▸ **Problem details**
Write out the whole listing word for word.
/---
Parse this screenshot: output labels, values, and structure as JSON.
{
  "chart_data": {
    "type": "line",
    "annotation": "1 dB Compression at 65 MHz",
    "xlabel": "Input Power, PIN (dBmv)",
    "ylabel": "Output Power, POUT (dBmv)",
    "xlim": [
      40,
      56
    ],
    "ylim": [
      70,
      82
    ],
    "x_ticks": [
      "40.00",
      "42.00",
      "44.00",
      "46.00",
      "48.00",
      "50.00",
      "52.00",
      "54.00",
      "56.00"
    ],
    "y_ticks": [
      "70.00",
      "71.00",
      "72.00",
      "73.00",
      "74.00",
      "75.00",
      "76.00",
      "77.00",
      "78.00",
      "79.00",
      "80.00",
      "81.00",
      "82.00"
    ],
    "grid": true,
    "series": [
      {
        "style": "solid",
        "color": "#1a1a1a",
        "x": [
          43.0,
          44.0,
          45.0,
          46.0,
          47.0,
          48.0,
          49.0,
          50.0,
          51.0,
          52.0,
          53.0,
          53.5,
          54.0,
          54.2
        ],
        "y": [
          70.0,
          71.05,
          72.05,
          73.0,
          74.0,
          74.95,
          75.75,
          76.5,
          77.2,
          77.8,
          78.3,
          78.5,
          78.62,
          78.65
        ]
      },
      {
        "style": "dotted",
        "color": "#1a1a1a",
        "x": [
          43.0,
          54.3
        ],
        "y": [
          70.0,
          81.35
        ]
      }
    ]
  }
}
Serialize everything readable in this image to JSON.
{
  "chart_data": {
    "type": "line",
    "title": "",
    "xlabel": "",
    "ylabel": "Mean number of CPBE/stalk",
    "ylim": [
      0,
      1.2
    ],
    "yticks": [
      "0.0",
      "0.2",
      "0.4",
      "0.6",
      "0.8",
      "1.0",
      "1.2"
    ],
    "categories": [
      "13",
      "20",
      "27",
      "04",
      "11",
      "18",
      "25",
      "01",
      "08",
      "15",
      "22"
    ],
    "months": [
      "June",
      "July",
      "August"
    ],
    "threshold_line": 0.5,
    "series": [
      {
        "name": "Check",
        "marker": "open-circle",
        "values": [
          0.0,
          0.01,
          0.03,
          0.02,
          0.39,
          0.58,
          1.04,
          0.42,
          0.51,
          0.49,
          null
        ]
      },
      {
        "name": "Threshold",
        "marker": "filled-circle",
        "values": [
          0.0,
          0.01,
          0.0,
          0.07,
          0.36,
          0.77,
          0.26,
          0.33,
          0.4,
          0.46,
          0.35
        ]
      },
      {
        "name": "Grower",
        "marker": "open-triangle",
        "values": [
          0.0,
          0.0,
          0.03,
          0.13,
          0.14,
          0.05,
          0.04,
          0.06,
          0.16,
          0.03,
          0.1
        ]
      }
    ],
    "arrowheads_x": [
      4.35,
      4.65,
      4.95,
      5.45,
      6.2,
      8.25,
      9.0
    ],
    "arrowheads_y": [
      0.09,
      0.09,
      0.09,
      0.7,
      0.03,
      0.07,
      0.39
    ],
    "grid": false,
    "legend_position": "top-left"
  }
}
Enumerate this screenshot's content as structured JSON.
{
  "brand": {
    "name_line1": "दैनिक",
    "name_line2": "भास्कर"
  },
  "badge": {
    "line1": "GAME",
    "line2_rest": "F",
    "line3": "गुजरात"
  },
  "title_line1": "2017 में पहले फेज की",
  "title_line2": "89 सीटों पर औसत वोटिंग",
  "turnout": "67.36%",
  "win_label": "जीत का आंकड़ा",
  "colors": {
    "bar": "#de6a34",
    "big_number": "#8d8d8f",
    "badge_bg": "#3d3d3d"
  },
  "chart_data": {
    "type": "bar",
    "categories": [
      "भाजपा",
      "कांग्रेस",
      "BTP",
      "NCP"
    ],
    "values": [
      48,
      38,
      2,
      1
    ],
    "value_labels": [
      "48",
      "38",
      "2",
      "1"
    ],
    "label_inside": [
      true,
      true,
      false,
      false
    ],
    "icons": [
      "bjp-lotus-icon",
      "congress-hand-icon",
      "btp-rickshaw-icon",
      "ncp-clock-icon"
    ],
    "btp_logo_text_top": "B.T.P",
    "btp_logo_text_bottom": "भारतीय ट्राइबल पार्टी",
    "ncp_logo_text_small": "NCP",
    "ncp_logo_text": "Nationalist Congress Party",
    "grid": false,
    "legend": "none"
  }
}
\---
▸ **Exercise answer**
Parse this screenshot: output labels, values, and structure as JSON.
{
  "chart_data": {
    "type": "line",
    "annotation": "1 dB Compression at 65 MHz",
    "xlabel": "Input Power, PIN (dBmv)",
    "ylabel": "Output Power, POUT (dBmv)",
    "xlim": [
      40,
      56
    ],
    "ylim": [
      70,
      82
    ],
    "x_ticks": [
      "40.00",
      "42.00",
      "44.00",
      "46.00",
      "48.00",
      "50.00",
      "52.00",
      "54.00",
      "56.00"
    ],
    "y_ticks": [
      "70.00",
      "71.00",
      "72.00",
      "73.00",
      "74.00",
      "75.00",
      "76.00",
      "77.00",
      "78.00",
      "79.00",
      "80.00",
      "81.00",
      "82.00"
    ],
    "grid": true,
    "series": [
      {
        "style": "solid",
        "color": "#1a1a1a",
        "x": [
          43.0,
          44.0,
          45.0,
          46.0,
          47.0,
          48.0,
          49.0,
          50.0,
          51.0,
          52.0,
          53.0,
          53.5,
          54.0,
          54.2
        ],
        "y": [
          70.0,
          71.05,
          72.05,
          73.0,
          74.0,
          74.95,
          75.75,
          76.5,
          77.2,
          77.8,
          78.3,
          78.5,
          78.62,
          78.65
        ]
      },
      {
        "style": "dotted",
        "color": "#1a1a1a",
        "x": [
          43.0,
          54.3
        ],
        "y": [
          70.0,
          81.35
        ]
      }
    ]
  }
}
Serialize everything readable in this image to JSON.
{
  "chart_data": {
    "type": "line",
    "title": "",
    "xlabel": "",
    "ylabel": "Mean number of CPBE/stalk",
    "ylim": [
      0,
      1.2
    ],
    "yticks": [
      "0.0",
      "0.2",
      "0.4",
      "0.6",
      "0.8",
      "1.0",
      "1.2"
    ],
    "categories": [
      "13",
      "20",
      "27",
      "04",
      "11",
      "18",
      "25",
      "01",
      "08",
      "15",
      "22"
    ],
    "months": [
      "June",
      "July",
      "August"
    ],
    "threshold_line": 0.5,
    "series": [
      {
        "name": "Check",
        "marker": "open-circle",
        "values": [
          0.0,
          0.01,
          0.03,
          0.02,
          0.39,
          0.58,
          1.04,
          0.42,
          0.51,
          0.49,
          null
        ]
      },
      {
        "name": "Threshold",
        "marker": "filled-circle",
        "values": [
          0.0,
          0.01,
          0.0,
          0.07,
          0.36,
          0.77,
          0.26,
          0.33,
          0.4,
          0.46,
          0.35
        ]
      },
      {
        "name": "Grower",
        "marker": "open-triangle",
        "values": [
          0.0,
          0.0,
          0.03,
          0.13,
          0.14,
          0.05,
          0.04,
          0.06,
          0.16,
          0.03,
          0.1
        ]
      }
    ],
    "arrowheads_x": [
      4.35,
      4.65,
      4.95,
      5.45,
      6.2,
      8.25,
      9.0
    ],
    "arrowheads_y": [
      0.09,
      0.09,
      0.09,
      0.7,
      0.03,
      0.07,
      0.39
    ],
    "grid": false,
    "legend_position": "top-left"
  }
}
Enumerate this screenshot's content as structured JSON.
{
  "brand": {
    "name_line1": "दैनिक",
    "name_line2": "भास्कर"
  },
  "badge": {
    "line1": "GAME",
    "line2_rest": "F",
    "line3": "गुजरात"
  },
  "title_line1": "2017 में पहले फेज की",
  "title_line2": "89 सीटों पर औसत वोटिंग",
  "turnout": "67.36%",
  "win_label": "जीत का आंकड़ा",
  "colors": {
    "bar": "#de6a34",
    "big_number": "#8d8d8f",
    "badge_bg": "#3d3d3d"
  },
  "chart_data": {
    "type": "bar",
    "categories": [
      "भाजपा",
      "कांग्रेस",
      "BTP",
      "NCP"
    ],
    "values": [
      48,
      38,
      2,
      1
    ],
    "value_labels": [
      "48",
      "38",
      "2",
      "1"
    ],
    "label_inside": [
      true,
      true,
      false,
      false
    ],
    "icons": [
      "bjp-lotus-icon",
      "congress-hand-icon",
      "btp-rickshaw-icon",
      "ncp-clock-icon"
    ],
    "btp_logo_text_top": "B.T.P",
    "btp_logo_text_bottom": "भारतीय ट्राइबल पार्टी",
    "ncp_logo_text_small": "NCP",
    "ncp_logo_text": "Nationalist Congress Party",
    "grid": false,
    "legend": "none"
  }
}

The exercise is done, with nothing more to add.